(Short exercise)
Return every record exactly as written.
* begin Raw records *
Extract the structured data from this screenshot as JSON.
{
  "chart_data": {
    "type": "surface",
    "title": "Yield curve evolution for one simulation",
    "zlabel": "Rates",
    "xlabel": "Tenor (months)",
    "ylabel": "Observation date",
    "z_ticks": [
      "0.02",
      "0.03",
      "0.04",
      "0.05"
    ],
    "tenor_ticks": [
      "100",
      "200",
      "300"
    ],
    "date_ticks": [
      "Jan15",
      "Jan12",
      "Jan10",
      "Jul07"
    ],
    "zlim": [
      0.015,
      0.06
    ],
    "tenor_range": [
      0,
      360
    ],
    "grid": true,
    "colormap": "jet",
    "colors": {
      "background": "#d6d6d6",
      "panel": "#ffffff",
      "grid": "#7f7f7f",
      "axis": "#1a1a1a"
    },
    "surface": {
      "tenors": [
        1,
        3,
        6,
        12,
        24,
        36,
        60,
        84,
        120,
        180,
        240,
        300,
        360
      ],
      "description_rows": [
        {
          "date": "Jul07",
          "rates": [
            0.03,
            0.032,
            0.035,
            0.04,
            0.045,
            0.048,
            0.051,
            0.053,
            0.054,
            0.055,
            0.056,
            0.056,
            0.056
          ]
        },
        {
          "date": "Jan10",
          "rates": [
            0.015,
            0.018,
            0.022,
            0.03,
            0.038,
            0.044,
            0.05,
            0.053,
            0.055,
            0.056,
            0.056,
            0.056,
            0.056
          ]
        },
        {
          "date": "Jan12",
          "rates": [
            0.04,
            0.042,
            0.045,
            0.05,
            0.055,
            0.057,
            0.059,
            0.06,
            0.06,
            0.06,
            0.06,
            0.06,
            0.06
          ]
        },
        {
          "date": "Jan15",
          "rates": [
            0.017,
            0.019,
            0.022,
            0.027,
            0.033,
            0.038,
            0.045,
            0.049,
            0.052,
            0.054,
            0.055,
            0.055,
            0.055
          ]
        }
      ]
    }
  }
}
* end Raw records *
(Right answer)
Extract the structured data from this screenshot as JSON.
{
  "chart_data": {
    "type": "surface",
    "title": "Yield curve evolution for one simulation",
    "zlabel": "Rates",
    "xlabel": "Tenor (months)",
    "ylabel": "Observation date",
    "z_ticks": [
      "0.02",
      "0.03",
      "0.04",
      "0.05"
    ],
    "tenor_ticks": [
      "100",
      "200",
      "300"
    ],
    "date_ticks": [
      "Jan15",
      "Jan12",
      "Jan10",
      "Jul07"
    ],
    "zlim": [
      0.015,
      0.06
    ],
    "tenor_range": [
      0,
      360
    ],
    "grid": true,
    "colormap": "jet",
    "colors": {
      "background": "#d6d6d6",
      "panel": "#ffffff",
      "grid": "#7f7f7f",
      "axis": "#1a1a1a"
    },
    "surface": {
      "tenors": [
        1,
        3,
        6,
        12,
        24,
        36,
        60,
        84,
        120,
        180,
        240,
        300,
        360
      ],
      "description_rows": [
        {
          "date": "Jul07",
          "rates": [
            0.03,
            0.032,
            0.035,
            0.04,
            0.045,
            0.048,
            0.051,
            0.053,
            0.054,
            0.055,
            0.056,
            0.056,
            0.056
          ]
        },
        {
          "date": "Jan10",
          "rates": [
            0.015,
            0.018,
            0.022,
            0.03,
            0.038,
            0.044,
            0.05,
            0.053,
            0.055,
            0.056,
            0.056,
            0.056,
            0.056
          ]
        },
        {
          "date": "Jan12",
          "rates": [
            0.04,
            0.042,
            0.045,
            0.05,
            0.055,
            0.057,
            0.059,
            0.06,
            0.06,
            0.06,
            0.06,
            0.06,
            0.06
          ]
        },
        {
          "date": "Jan15",
          "rates": [
            0.017,
            0.019,
            0.022,
            0.027,
            0.033,
            0.038,
            0.045,
            0.049,
            0.052,
            0.054,
            0.055,
            0.055,
            0.055
          ]
        }
      ]
    }
  }
}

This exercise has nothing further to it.